*TASK DETAILS*
Reproduce all entries word for word.
— BEGIN PROVIDED DATA —
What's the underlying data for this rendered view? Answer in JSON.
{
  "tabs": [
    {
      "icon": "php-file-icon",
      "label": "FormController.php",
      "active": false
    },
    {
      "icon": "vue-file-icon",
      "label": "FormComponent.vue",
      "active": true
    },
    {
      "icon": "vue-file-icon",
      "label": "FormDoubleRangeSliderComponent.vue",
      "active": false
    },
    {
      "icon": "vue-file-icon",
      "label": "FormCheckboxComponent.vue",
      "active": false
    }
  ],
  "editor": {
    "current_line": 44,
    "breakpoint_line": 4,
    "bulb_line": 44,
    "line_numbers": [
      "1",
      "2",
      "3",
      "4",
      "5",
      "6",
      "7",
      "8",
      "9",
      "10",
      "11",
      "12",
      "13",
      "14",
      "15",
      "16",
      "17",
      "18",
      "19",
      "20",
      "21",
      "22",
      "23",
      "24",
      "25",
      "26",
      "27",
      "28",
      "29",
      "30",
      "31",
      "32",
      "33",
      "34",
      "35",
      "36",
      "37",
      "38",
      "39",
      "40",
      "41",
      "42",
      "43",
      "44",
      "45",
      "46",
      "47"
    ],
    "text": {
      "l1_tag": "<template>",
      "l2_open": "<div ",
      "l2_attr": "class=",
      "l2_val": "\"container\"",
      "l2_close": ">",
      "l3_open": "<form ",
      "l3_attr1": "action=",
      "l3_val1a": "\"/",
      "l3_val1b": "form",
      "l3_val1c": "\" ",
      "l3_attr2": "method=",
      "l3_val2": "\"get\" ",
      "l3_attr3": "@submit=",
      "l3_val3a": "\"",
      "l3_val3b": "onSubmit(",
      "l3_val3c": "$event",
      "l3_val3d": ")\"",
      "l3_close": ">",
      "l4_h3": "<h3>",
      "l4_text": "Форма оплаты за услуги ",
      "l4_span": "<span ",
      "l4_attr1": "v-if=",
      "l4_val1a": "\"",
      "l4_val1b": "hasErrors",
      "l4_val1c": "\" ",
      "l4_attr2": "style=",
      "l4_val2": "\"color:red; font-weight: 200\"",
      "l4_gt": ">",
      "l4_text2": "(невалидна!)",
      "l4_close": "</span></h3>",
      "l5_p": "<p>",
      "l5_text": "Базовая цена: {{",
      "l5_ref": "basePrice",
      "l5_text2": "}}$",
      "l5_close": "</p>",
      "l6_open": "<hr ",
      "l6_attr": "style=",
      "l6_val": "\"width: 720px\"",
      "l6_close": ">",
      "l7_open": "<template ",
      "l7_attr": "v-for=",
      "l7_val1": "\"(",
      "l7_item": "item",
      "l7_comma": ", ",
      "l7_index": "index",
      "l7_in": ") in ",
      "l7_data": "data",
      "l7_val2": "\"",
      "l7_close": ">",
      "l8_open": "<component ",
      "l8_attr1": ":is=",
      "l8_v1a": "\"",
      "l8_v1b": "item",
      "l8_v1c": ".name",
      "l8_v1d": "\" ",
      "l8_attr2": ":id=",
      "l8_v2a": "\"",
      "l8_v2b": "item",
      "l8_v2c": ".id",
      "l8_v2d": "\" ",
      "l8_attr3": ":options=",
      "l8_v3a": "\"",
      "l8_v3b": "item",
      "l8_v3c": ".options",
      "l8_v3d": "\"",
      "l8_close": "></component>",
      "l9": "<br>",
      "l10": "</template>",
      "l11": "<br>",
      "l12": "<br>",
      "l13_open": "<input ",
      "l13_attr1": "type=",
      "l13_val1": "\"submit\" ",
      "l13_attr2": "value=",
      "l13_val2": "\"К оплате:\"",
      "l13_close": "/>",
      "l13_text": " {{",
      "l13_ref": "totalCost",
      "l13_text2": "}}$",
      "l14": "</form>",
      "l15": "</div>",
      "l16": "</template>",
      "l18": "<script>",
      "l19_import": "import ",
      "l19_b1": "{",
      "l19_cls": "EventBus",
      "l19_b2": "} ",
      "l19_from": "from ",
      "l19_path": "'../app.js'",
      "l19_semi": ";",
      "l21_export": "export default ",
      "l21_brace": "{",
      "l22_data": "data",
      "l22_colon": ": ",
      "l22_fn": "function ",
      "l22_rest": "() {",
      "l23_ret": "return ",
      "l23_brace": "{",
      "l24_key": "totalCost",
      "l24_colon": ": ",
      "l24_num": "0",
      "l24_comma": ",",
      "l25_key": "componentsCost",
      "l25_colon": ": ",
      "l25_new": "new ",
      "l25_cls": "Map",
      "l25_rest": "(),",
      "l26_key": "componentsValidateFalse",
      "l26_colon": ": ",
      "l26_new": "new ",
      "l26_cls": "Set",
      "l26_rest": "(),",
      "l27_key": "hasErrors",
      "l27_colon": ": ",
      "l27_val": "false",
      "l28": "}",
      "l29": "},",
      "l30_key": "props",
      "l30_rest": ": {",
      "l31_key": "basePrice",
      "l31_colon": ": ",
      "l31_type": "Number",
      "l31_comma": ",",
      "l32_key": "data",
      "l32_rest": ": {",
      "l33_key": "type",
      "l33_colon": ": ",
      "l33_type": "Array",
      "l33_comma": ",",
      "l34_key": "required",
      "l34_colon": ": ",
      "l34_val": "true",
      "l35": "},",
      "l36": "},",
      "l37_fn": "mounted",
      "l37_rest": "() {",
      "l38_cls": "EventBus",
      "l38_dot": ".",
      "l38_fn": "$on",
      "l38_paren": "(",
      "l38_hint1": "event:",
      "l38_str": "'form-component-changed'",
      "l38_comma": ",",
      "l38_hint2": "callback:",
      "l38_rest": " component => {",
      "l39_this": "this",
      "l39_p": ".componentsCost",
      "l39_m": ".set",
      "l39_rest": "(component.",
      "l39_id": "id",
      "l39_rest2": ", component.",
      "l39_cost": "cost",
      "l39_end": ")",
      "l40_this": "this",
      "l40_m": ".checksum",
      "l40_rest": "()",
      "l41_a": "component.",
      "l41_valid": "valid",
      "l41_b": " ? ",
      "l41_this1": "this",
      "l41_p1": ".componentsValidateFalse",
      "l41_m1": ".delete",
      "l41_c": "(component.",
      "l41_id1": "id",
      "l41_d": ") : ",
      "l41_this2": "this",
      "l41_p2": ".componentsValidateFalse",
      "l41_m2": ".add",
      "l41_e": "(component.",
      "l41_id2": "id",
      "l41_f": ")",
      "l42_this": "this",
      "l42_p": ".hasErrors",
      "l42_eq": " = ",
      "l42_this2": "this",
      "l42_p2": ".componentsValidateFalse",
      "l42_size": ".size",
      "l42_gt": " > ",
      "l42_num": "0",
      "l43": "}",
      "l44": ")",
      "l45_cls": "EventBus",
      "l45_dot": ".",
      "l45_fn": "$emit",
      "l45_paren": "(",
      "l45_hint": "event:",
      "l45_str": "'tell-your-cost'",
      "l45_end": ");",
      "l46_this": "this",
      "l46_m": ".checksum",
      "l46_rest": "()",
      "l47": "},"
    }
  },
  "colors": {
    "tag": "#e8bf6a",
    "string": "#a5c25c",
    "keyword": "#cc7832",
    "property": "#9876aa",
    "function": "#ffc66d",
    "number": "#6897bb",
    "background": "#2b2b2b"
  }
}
— END PROVIDED DATA —
*EXERCISE SOLUTION*
What's the underlying data for this rendered view? Answer in JSON.
{
  "tabs": [
    {
      "icon": "php-file-icon",
      "label": "FormController.php",
      "active": false
    },
    {
      "icon": "vue-file-icon",
      "label": "FormComponent.vue",
      "active": true
    },
    {
      "icon": "vue-file-icon",
      "label": "FormDoubleRangeSliderComponent.vue",
      "active": false
    },
    {
      "icon": "vue-file-icon",
      "label": "FormCheckboxComponent.vue",
      "active": false
    }
  ],
  "editor": {
    "current_line": 44,
    "breakpoint_line": 4,
    "bulb_line": 44,
    "line_numbers": [
      "1",
      "2",
      "3",
      "4",
      "5",
      "6",
      "7",
      "8",
      "9",
      "10",
      "11",
      "12",
      "13",
      "14",
      "15",
      "16",
      "17",
      "18",
      "19",
      "20",
      "21",
      "22",
      "23",
      "24",
      "25",
      "26",
      "27",
      "28",
      "29",
      "30",
      "31",
      "32",
      "33",
      "34",
      "35",
      "36",
      "37",
      "38",
      "39",
      "40",
      "41",
      "42",
      "43",
      "44",
      "45",
      "46",
      "47"
    ],
    "text": {
      "l1_tag": "<template>",
      "l2_open": "<div ",
      "l2_attr": "class=",
      "l2_val": "\"container\"",
      "l2_close": ">",
      "l3_open": "<form ",
      "l3_attr1": "action=",
      "l3_val1a": "\"/",
      "l3_val1b": "form",
      "l3_val1c": "\" ",
      "l3_attr2": "method=",
      "l3_val2": "\"get\" ",
      "l3_attr3": "@submit=",
      "l3_val3a": "\"",
      "l3_val3b": "onSubmit(",
      "l3_val3c": "$event",
      "l3_val3d": ")\"",
      "l3_close": ">",
      "l4_h3": "<h3>",
      "l4_text": "Форма оплаты за услуги ",
      "l4_span": "<span ",
      "l4_attr1": "v-if=",
      "l4_val1a": "\"",
      "l4_val1b": "hasErrors",
      "l4_val1c": "\" ",
      "l4_attr2": "style=",
      "l4_val2": "\"color:red; font-weight: 200\"",
      "l4_gt": ">",
      "l4_text2": "(невалидна!)",
      "l4_close": "</span></h3>",
      "l5_p": "<p>",
      "l5_text": "Базовая цена: {{",
      "l5_ref": "basePrice",
      "l5_text2": "}}$",
      "l5_close": "</p>",
      "l6_open": "<hr ",
      "l6_attr": "style=",
      "l6_val": "\"width: 720px\"",
      "l6_close": ">",
      "l7_open": "<template ",
      "l7_attr": "v-for=",
      "l7_val1": "\"(",
      "l7_item": "item",
      "l7_comma": ", ",
      "l7_index": "index",
      "l7_in": ") in ",
      "l7_data": "data",
      "l7_val2": "\"",
      "l7_close": ">",
      "l8_open": "<component ",
      "l8_attr1": ":is=",
      "l8_v1a": "\"",
      "l8_v1b": "item",
      "l8_v1c": ".name",
      "l8_v1d": "\" ",
      "l8_attr2": ":id=",
      "l8_v2a": "\"",
      "l8_v2b": "item",
      "l8_v2c": ".id",
      "l8_v2d": "\" ",
      "l8_attr3": ":options=",
      "l8_v3a": "\"",
      "l8_v3b": "item",
      "l8_v3c": ".options",
      "l8_v3d": "\"",
      "l8_close": "></component>",
      "l9": "<br>",
      "l10": "</template>",
      "l11": "<br>",
      "l12": "<br>",
      "l13_open": "<input ",
      "l13_attr1": "type=",
      "l13_val1": "\"submit\" ",
      "l13_attr2": "value=",
      "l13_val2": "\"К оплате:\"",
      "l13_close": "/>",
      "l13_text": " {{",
      "l13_ref": "totalCost",
      "l13_text2": "}}$",
      "l14": "</form>",
      "l15": "</div>",
      "l16": "</template>",
      "l18": "<script>",
      "l19_import": "import ",
      "l19_b1": "{",
      "l19_cls": "EventBus",
      "l19_b2": "} ",
      "l19_from": "from ",
      "l19_path": "'../app.js'",
      "l19_semi": ";",
      "l21_export": "export default ",
      "l21_brace": "{",
      "l22_data": "data",
      "l22_colon": ": ",
      "l22_fn": "function ",
      "l22_rest": "() {",
      "l23_ret": "return ",
      "l23_brace": "{",
      "l24_key": "totalCost",
      "l24_colon": ": ",
      "l24_num": "0",
      "l24_comma": ",",
      "l25_key": "componentsCost",
      "l25_colon": ": ",
      "l25_new": "new ",
      "l25_cls": "Map",
      "l25_rest": "(),",
      "l26_key": "componentsValidateFalse",
      "l26_colon": ": ",
      "l26_new": "new ",
      "l26_cls": "Set",
      "l26_rest": "(),",
      "l27_key": "hasErrors",
      "l27_colon": ": ",
      "l27_val": "false",
      "l28": "}",
      "l29": "},",
      "l30_key": "props",
      "l30_rest": ": {",
      "l31_key": "basePrice",
      "l31_colon": ": ",
      "l31_type": "Number",
      "l31_comma": ",",
      "l32_key": "data",
      "l32_rest": ": {",
      "l33_key": "type",
      "l33_colon": ": ",
      "l33_type": "Array",
      "l33_comma": ",",
      "l34_key": "required",
      "l34_colon": ": ",
      "l34_val": "true",
      "l35": "},",
      "l36": "},",
      "l37_fn": "mounted",
      "l37_rest": "() {",
      "l38_cls": "EventBus",
      "l38_dot": ".",
      "l38_fn": "$on",
      "l38_paren": "(",
      "l38_hint1": "event:",
      "l38_str": "'form-component-changed'",
      "l38_comma": ",",
      "l38_hint2": "callback:",
      "l38_rest": " component => {",
      "l39_this": "this",
      "l39_p": ".componentsCost",
      "l39_m": ".set",
      "l39_rest": "(component.",
      "l39_id": "id",
      "l39_rest2": ", component.",
      "l39_cost": "cost",
      "l39_end": ")",
      "l40_this": "this",
      "l40_m": ".checksum",
      "l40_rest": "()",
      "l41_a": "component.",
      "l41_valid": "valid",
      "l41_b": " ? ",
      "l41_this1": "this",
      "l41_p1": ".componentsValidateFalse",
      "l41_m1": ".delete",
      "l41_c": "(component.",
      "l41_id1": "id",
      "l41_d": ") : ",
      "l41_this2": "this",
      "l41_p2": ".componentsValidateFalse",
      "l41_m2": ".add",
      "l41_e": "(component.",
      "l41_id2": "id",
      "l41_f": ")",
      "l42_this": "this",
      "l42_p": ".hasErrors",
      "l42_eq": " = ",
      "l42_this2": "this",
      "l42_p2": ".componentsValidateFalse",
      "l42_size": ".size",
      "l42_gt": " > ",
      "l42_num": "0",
      "l43": "}",
      "l44": ")",
      "l45_cls": "EventBus",
      "l45_dot": ".",
      "l45_fn": "$emit",
      "l45_paren": "(",
      "l45_hint": "event:",
      "l45_str": "'tell-your-cost'",
      "l45_end": ");",
      "l46_this": "this",
      "l46_m": ".checksum",
      "l46_rest": "()",
      "l47": "},"
    }
  },
  "colors": {
    "tag": "#e8bf6a",
    "string": "#a5c25c",
    "keyword": "#cc7832",
    "property": "#9876aa",
    "function": "#ffc66d",
    "number": "#6897bb",
    "background": "#2b2b2b"
  }
}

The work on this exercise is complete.